Aim of the task: Copy all lines in which the word "from" can be found.

--- start Dataset extract ---

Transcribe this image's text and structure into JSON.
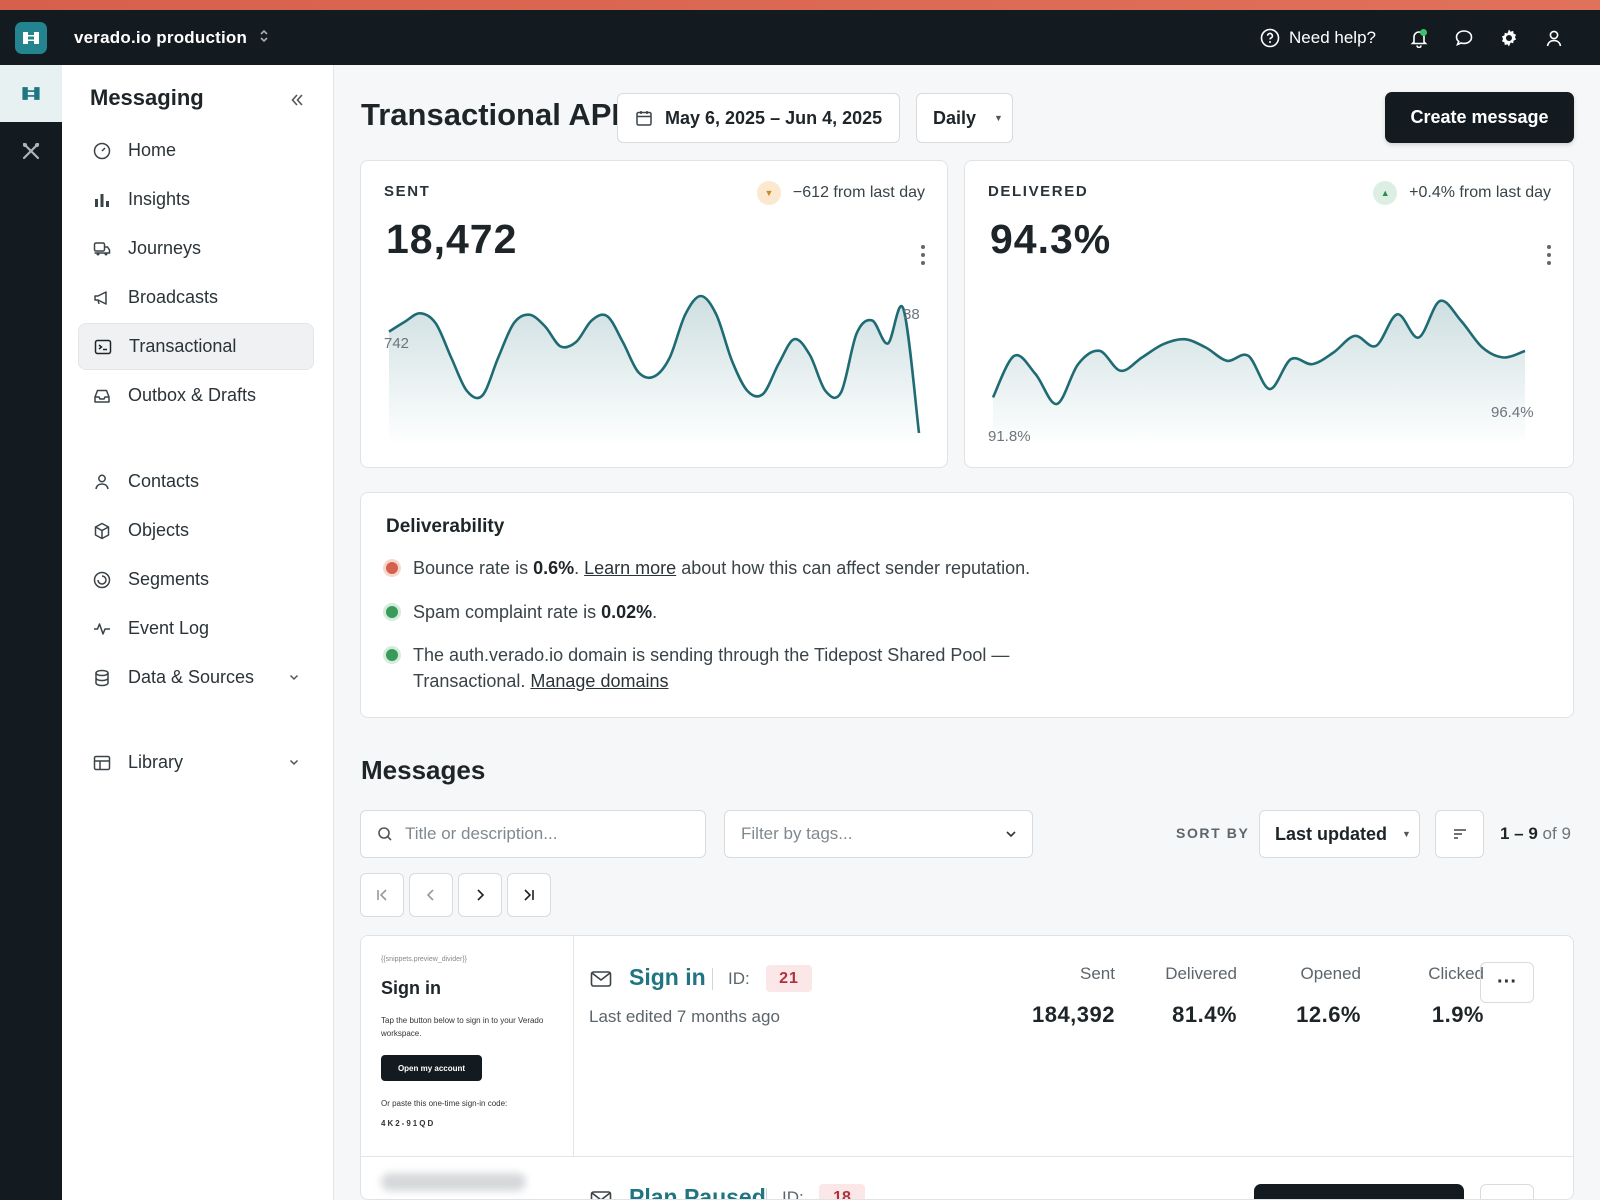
{
  "topbar": {
    "workspace_name": "verado.io production",
    "help_label": "Need help?",
    "brand_color": "#23838f",
    "accent_color": "#d7604c"
  },
  "sidebar": {
    "title": "Messaging",
    "items": [
      {
        "label": "Home",
        "icon": "home-icon"
      },
      {
        "label": "Insights",
        "icon": "bar-chart-icon"
      },
      {
        "label": "Journeys",
        "icon": "journeys-icon"
      },
      {
        "label": "Broadcasts",
        "icon": "megaphone-icon"
      },
      {
        "label": "Transactional",
        "icon": "terminal-icon",
        "active": true
      },
      {
        "label": "Outbox & Drafts",
        "icon": "inbox-icon"
      },
      {
        "label": "Contacts",
        "icon": "person-icon"
      },
      {
        "label": "Objects",
        "icon": "cube-icon"
      },
      {
        "label": "Segments",
        "icon": "segments-icon"
      },
      {
        "label": "Event Log",
        "icon": "activity-icon"
      },
      {
        "label": "Data & Sources",
        "icon": "database-icon",
        "expandable": true
      },
      {
        "label": "Library",
        "icon": "library-icon",
        "expandable": true
      }
    ]
  },
  "header": {
    "title": "Transactional API",
    "date_range": "May 6, 2025 – Jun 4, 2025",
    "interval": "Daily",
    "create_label": "Create message"
  },
  "stats": {
    "sent": {
      "label": "SENT",
      "value": "18,472",
      "change": "−612 from last day",
      "trend": "down",
      "start_label": "742",
      "end_label": "38"
    },
    "delivered": {
      "label": "DELIVERED",
      "value": "94.3%",
      "change": "+0.4% from last day",
      "trend": "up",
      "start_label": "91.8%",
      "end_label": "96.4%"
    }
  },
  "chart_data": [
    {
      "type": "area",
      "title": "SENT",
      "y_first": 742,
      "y_last": 38,
      "series": [
        {
          "values": [
            742,
            810,
            870,
            800,
            560,
            330,
            300,
            560,
            800,
            860,
            780,
            640,
            670,
            820,
            850,
            670,
            460,
            430,
            560,
            860,
            990,
            860,
            540,
            330,
            310,
            520,
            690,
            580,
            330,
            320,
            730,
            820,
            660,
            900,
            38
          ]
        }
      ]
    },
    {
      "type": "area",
      "title": "DELIVERED",
      "y_first": 91.8,
      "y_last": 96.4,
      "series": [
        {
          "values": [
            91.8,
            94.3,
            93.2,
            91.4,
            93.8,
            94.6,
            93.4,
            94.2,
            95.0,
            95.3,
            94.8,
            94.0,
            94.3,
            92.3,
            94.1,
            93.8,
            94.5,
            95.5,
            94.9,
            96.8,
            95.4,
            97.6,
            96.4,
            94.8,
            94.2,
            94.6
          ]
        }
      ]
    }
  ],
  "deliverability": {
    "title": "Deliverability",
    "bounce": {
      "prefix": "Bounce rate is ",
      "value": "0.6%",
      "mid": ". ",
      "link": "Learn more",
      "suffix": " about how this can affect sender reputation.",
      "status_color": "#d7604c"
    },
    "spam": {
      "prefix": "Spam complaint rate is ",
      "value": "0.02%",
      "suffix": ".",
      "status_color": "#3a9a5a"
    },
    "domain": {
      "line1": "The auth.verado.io domain is sending through the Tidepost Shared Pool —",
      "line2": "Transactional. ",
      "link": "Manage domains",
      "status_color": "#3a9a5a"
    }
  },
  "messages": {
    "title": "Messages",
    "search_placeholder": "Title or description...",
    "tags_placeholder": "Filter by tags...",
    "sort_by_label": "SORT BY",
    "sort_value": "Last updated",
    "range": "1 – 9",
    "of": "of",
    "total": "9",
    "rows": [
      {
        "name": "Sign in",
        "id_label": "ID:",
        "id": "21",
        "edited": "Last edited 7 months ago",
        "metrics": [
          {
            "label": "Sent",
            "value": "184,392"
          },
          {
            "label": "Delivered",
            "value": "81.4%"
          },
          {
            "label": "Opened",
            "value": "12.6%"
          },
          {
            "label": "Clicked",
            "value": "1.9%"
          }
        ],
        "preview": {
          "snippet": "{{snippets.preview_divider}}",
          "title": "Sign in",
          "body": "Tap the button below to sign in to your Verado workspace.",
          "button": "Open my account",
          "note": "Or paste this one-time sign-in code:",
          "code": "4K2-91QD"
        }
      },
      {
        "name": "Plan Paused",
        "id_label": "ID:",
        "id": "18"
      }
    ]
  }
}
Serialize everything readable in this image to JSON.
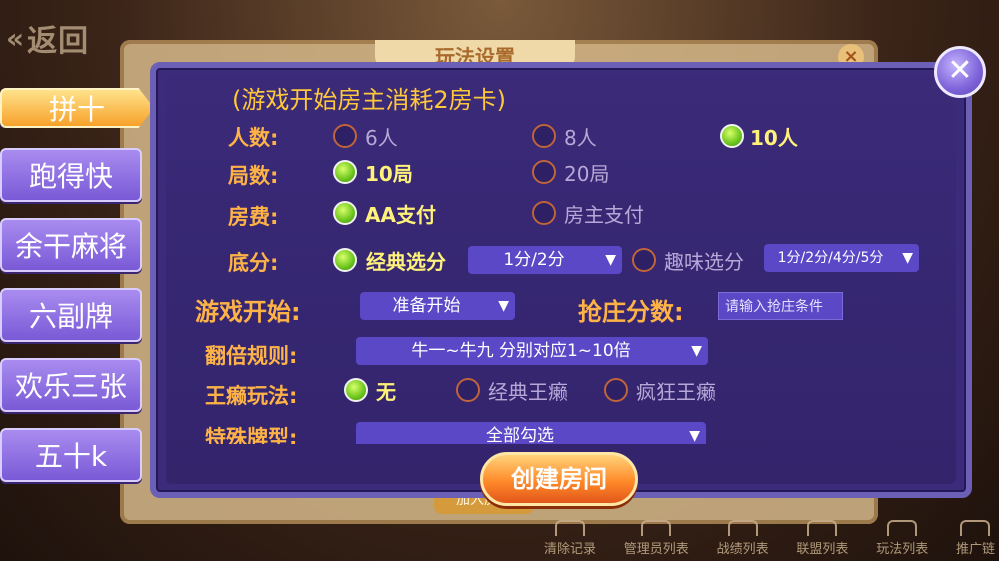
{
  "background": {
    "back_label": "返回",
    "panel_title": "玩法设置",
    "bottom_button": "加入房间",
    "bottom_bar": [
      "清除记录",
      "管理员列表",
      "战绩列表",
      "联盟列表",
      "玩法列表",
      "推广链"
    ]
  },
  "tabs": [
    {
      "label": "拼十",
      "active": true
    },
    {
      "label": "跑得快",
      "active": false
    },
    {
      "label": "余干麻将",
      "active": false
    },
    {
      "label": "六副牌",
      "active": false
    },
    {
      "label": "欢乐三张",
      "active": false
    },
    {
      "label": "五十k",
      "active": false
    }
  ],
  "notice": "(游戏开始房主消耗2房卡)",
  "players": {
    "label": "人数:",
    "options": [
      "6人",
      "8人",
      "10人"
    ],
    "selected": "10人"
  },
  "rounds": {
    "label": "局数:",
    "options": [
      "10局",
      "20局"
    ],
    "selected": "10局"
  },
  "fee": {
    "label": "房费:",
    "options": [
      "AA支付",
      "房主支付"
    ],
    "selected": "AA支付"
  },
  "base_score": {
    "label": "底分:",
    "classic_label": "经典选分",
    "classic_value": "1分/2分",
    "fun_label": "趣味选分",
    "fun_value": "1分/2分/4分/5分",
    "selected": "经典选分"
  },
  "game_start": {
    "label": "游戏开始:",
    "value": "准备开始"
  },
  "banker_score": {
    "label": "抢庄分数:",
    "placeholder": "请输入抢庄条件"
  },
  "double_rule": {
    "label": "翻倍规则:",
    "value": "牛一~牛九 分别对应1~10倍"
  },
  "wild": {
    "label": "王癞玩法:",
    "options": [
      "无",
      "经典王癞",
      "疯狂王癞"
    ],
    "selected": "无"
  },
  "special": {
    "label": "特殊牌型:",
    "value": "全部勾选"
  },
  "create_button": "创建房间",
  "colors": {
    "accent": "#ffb347",
    "dialog": "#3c2a7a",
    "button": "#ff8a2a",
    "selected_radio": "#6bc41c"
  }
}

--- end Dataset extract ---

Result:
      "change": "−612 from last day",
      "change": "+0.4% from last day",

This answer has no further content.